* _What the task asks_
Provide the records once more, identical to the original.

* _Stored dataset items_

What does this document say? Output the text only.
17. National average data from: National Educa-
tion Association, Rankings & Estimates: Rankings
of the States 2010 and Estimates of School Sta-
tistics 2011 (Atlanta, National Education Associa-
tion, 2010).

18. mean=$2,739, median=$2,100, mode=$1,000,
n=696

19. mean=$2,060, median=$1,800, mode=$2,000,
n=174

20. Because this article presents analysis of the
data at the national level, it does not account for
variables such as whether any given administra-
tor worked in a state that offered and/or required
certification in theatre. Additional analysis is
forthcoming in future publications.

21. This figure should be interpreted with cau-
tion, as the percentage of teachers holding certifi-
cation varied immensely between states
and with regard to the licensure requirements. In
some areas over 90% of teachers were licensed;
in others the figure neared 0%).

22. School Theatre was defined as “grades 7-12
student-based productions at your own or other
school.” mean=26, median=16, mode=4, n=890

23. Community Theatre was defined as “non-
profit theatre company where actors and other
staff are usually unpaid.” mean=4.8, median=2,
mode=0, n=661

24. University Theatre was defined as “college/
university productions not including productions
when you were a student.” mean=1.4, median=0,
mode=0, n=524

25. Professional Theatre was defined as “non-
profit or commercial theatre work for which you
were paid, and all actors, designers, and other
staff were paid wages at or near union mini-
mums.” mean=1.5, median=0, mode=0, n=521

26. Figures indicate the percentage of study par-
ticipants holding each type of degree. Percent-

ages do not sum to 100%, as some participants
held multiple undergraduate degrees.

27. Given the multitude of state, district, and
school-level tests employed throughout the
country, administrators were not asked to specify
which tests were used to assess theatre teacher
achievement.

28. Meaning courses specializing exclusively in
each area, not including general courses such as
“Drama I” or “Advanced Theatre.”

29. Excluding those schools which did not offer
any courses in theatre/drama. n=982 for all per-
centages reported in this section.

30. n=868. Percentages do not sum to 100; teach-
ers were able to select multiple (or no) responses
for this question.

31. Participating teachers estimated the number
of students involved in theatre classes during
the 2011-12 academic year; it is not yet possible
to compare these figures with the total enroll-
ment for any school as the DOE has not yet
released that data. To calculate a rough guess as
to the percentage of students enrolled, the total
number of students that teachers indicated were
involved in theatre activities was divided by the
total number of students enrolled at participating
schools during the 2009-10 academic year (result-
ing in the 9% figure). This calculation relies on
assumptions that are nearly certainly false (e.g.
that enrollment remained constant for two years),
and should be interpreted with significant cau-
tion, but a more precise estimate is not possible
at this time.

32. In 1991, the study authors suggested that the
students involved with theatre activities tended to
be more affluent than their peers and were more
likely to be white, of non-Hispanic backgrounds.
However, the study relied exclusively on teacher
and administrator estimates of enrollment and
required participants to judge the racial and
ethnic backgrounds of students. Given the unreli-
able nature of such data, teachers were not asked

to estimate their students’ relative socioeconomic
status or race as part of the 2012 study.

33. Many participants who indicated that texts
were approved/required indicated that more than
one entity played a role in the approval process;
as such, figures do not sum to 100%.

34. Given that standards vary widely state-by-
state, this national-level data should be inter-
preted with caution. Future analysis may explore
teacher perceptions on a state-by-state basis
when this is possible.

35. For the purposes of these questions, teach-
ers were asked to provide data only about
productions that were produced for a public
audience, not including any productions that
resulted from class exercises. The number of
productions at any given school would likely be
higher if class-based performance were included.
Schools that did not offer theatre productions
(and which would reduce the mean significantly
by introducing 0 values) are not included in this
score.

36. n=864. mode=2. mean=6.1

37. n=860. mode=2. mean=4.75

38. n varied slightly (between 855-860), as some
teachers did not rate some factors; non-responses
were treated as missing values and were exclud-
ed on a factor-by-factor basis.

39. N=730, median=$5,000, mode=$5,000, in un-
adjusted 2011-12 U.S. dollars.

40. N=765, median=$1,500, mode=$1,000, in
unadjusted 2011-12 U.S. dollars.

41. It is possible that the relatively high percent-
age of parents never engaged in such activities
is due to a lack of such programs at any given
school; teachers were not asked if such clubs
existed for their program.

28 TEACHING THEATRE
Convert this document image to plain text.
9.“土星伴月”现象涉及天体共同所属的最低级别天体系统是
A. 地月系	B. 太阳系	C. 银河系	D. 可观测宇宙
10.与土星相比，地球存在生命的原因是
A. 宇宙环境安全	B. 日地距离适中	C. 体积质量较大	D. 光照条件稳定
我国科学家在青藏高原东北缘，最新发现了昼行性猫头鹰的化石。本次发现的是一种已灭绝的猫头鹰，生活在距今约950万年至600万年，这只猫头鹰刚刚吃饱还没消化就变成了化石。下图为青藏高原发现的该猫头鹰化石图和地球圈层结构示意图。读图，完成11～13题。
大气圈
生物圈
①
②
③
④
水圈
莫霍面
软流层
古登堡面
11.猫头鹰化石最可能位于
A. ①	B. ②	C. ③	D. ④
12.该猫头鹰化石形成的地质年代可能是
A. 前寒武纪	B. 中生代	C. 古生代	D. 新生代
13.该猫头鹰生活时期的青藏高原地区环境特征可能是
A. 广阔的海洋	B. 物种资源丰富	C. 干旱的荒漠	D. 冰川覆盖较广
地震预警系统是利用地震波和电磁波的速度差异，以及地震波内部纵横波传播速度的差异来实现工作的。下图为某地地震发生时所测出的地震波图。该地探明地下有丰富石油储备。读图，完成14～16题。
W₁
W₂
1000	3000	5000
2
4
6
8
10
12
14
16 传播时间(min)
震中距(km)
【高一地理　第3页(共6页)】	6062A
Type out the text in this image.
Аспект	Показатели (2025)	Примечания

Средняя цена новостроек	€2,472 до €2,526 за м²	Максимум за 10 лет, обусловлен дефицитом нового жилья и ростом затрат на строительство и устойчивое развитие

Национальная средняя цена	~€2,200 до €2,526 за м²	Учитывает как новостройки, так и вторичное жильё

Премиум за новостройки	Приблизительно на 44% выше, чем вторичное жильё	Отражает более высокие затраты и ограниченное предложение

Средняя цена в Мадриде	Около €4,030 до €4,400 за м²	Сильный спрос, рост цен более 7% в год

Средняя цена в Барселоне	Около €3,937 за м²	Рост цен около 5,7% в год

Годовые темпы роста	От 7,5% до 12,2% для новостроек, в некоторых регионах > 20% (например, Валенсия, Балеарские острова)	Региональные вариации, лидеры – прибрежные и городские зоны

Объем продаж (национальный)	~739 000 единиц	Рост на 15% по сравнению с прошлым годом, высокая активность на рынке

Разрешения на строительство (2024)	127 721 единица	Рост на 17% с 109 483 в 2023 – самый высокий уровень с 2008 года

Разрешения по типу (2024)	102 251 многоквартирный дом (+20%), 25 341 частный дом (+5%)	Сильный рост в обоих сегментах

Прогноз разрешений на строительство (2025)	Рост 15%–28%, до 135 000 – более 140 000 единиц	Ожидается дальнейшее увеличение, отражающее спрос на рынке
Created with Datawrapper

* _Exercise answer_
What does this document say? Output the text only.
17. National average data from: National Educa-
tion Association, Rankings & Estimates: Rankings
of the States 2010 and Estimates of School Sta-
tistics 2011 (Atlanta, National Education Associa-
tion, 2010).

18. mean=$2,739, median=$2,100, mode=$1,000,
n=696

19. mean=$2,060, median=$1,800, mode=$2,000,
n=174

20. Because this article presents analysis of the
data at the national level, it does not account for
variables such as whether any given administra-
tor worked in a state that offered and/or required
certification in theatre. Additional analysis is
forthcoming in future publications.

21. This figure should be interpreted with cau-
tion, as the percentage of teachers holding certifi-
cation varied immensely between states
and with regard to the licensure requirements. In
some areas over 90% of teachers were licensed;
in others the figure neared 0%).

22. School Theatre was defined as “grades 7-12
student-based productions at your own or other
school.” mean=26, median=16, mode=4, n=890

23. Community Theatre was defined as “non-
profit theatre company where actors and other
staff are usually unpaid.” mean=4.8, median=2,
mode=0, n=661

24. University Theatre was defined as “college/
university productions not including productions
when you were a student.” mean=1.4, median=0,
mode=0, n=524

25. Professional Theatre was defined as “non-
profit or commercial theatre work for which you
were paid, and all actors, designers, and other
staff were paid wages at or near union mini-
mums.” mean=1.5, median=0, mode=0, n=521

26. Figures indicate the percentage of study par-
ticipants holding each type of degree. Percent-

ages do not sum to 100%, as some participants
held multiple undergraduate degrees.

27. Given the multitude of state, district, and
school-level tests employed throughout the
country, administrators were not asked to specify
which tests were used to assess theatre teacher
achievement.

28. Meaning courses specializing exclusively in
each area, not including general courses such as
“Drama I” or “Advanced Theatre.”

29. Excluding those schools which did not offer
any courses in theatre/drama. n=982 for all per-
centages reported in this section.

30. n=868. Percentages do not sum to 100; teach-
ers were able to select multiple (or no) responses
for this question.

31. Participating teachers estimated the number
of students involved in theatre classes during
the 2011-12 academic year; it is not yet possible
to compare these figures with the total enroll-
ment for any school as the DOE has not yet
released that data. To calculate a rough guess as
to the percentage of students enrolled, the total
number of students that teachers indicated were
involved in theatre activities was divided by the
total number of students enrolled at participating
schools during the 2009-10 academic year (result-
ing in the 9% figure). This calculation relies on
assumptions that are nearly certainly false (e.g.
that enrollment remained constant for two years),
and should be interpreted with significant cau-
tion, but a more precise estimate is not possible
at this time.

32. In 1991, the study authors suggested that the
students involved with theatre activities tended to
be more affluent than their peers and were more
likely to be white, of non-Hispanic backgrounds.
However, the study relied exclusively on teacher
and administrator estimates of enrollment and
required participants to judge the racial and
ethnic backgrounds of students. Given the unreli-
able nature of such data, teachers were not asked

to estimate their students’ relative socioeconomic
status or race as part of the 2012 study.

33. Many participants who indicated that texts
were approved/required indicated that more than
one entity played a role in the approval process;
as such, figures do not sum to 100%.

34. Given that standards vary widely state-by-
state, this national-level data should be inter-
preted with caution. Future analysis may explore
teacher perceptions on a state-by-state basis
when this is possible.

35. For the purposes of these questions, teach-
ers were asked to provide data only about
productions that were produced for a public
audience, not including any productions that
resulted from class exercises. The number of
productions at any given school would likely be
higher if class-based performance were included.
Schools that did not offer theatre productions
(and which would reduce the mean significantly
by introducing 0 values) are not included in this
score.

36. n=864. mode=2. mean=6.1

37. n=860. mode=2. mean=4.75

38. n varied slightly (between 855-860), as some
teachers did not rate some factors; non-responses
were treated as missing values and were exclud-
ed on a factor-by-factor basis.

39. N=730, median=$5,000, mode=$5,000, in un-
adjusted 2011-12 U.S. dollars.

40. N=765, median=$1,500, mode=$1,000, in
unadjusted 2011-12 U.S. dollars.

41. It is possible that the relatively high percent-
age of parents never engaged in such activities
is due to a lack of such programs at any given
school; teachers were not asked if such clubs
existed for their program.

28 TEACHING THEATRE
Convert this document image to plain text.
9.“土星伴月”现象涉及天体共同所属的最低级别天体系统是
A. 地月系	B. 太阳系	C. 银河系	D. 可观测宇宙
10.与土星相比，地球存在生命的原因是
A. 宇宙环境安全	B. 日地距离适中	C. 体积质量较大	D. 光照条件稳定
我国科学家在青藏高原东北缘，最新发现了昼行性猫头鹰的化石。本次发现的是一种已灭绝的猫头鹰，生活在距今约950万年至600万年，这只猫头鹰刚刚吃饱还没消化就变成了化石。下图为青藏高原发现的该猫头鹰化石图和地球圈层结构示意图。读图，完成11～13题。
大气圈
生物圈
①
②
③
④
水圈
莫霍面
软流层
古登堡面
11.猫头鹰化石最可能位于
A. ①	B. ②	C. ③	D. ④
12.该猫头鹰化石形成的地质年代可能是
A. 前寒武纪	B. 中生代	C. 古生代	D. 新生代
13.该猫头鹰生活时期的青藏高原地区环境特征可能是
A. 广阔的海洋	B. 物种资源丰富	C. 干旱的荒漠	D. 冰川覆盖较广
地震预警系统是利用地震波和电磁波的速度差异，以及地震波内部纵横波传播速度的差异来实现工作的。下图为某地地震发生时所测出的地震波图。该地探明地下有丰富石油储备。读图，完成14～16题。
W₁
W₂
1000	3000	5000
2
4
6
8
10
12
14
16 传播时间(min)
震中距(km)
【高一地理　第3页(共6页)】	6062A
Type out the text in this image.
Аспект	Показатели (2025)	Примечания

Средняя цена новостроек	€2,472 до €2,526 за м²	Максимум за 10 лет, обусловлен дефицитом нового жилья и ростом затрат на строительство и устойчивое развитие

Национальная средняя цена	~€2,200 до €2,526 за м²	Учитывает как новостройки, так и вторичное жильё

Премиум за новостройки	Приблизительно на 44% выше, чем вторичное жильё	Отражает более высокие затраты и ограниченное предложение

Средняя цена в Мадриде	Около €4,030 до €4,400 за м²	Сильный спрос, рост цен более 7% в год

Средняя цена в Барселоне	Около €3,937 за м²	Рост цен около 5,7% в год

Годовые темпы роста	От 7,5% до 12,2% для новостроек, в некоторых регионах > 20% (например, Валенсия, Балеарские острова)	Региональные вариации, лидеры – прибрежные и городские зоны

Объем продаж (национальный)	~739 000 единиц	Рост на 15% по сравнению с прошлым годом, высокая активность на рынке

Разрешения на строительство (2024)	127 721 единица	Рост на 17% с 109 483 в 2023 – самый высокий уровень с 2008 года

Разрешения по типу (2024)	102 251 многоквартирный дом (+20%), 25 341 частный дом (+5%)	Сильный рост в обоих сегментах

Прогноз разрешений на строительство (2025)	Рост 15%–28%, до 135 000 – более 140 000 единиц	Ожидается дальнейшее увеличение, отражающее спрос на рынке
Created with Datawrapper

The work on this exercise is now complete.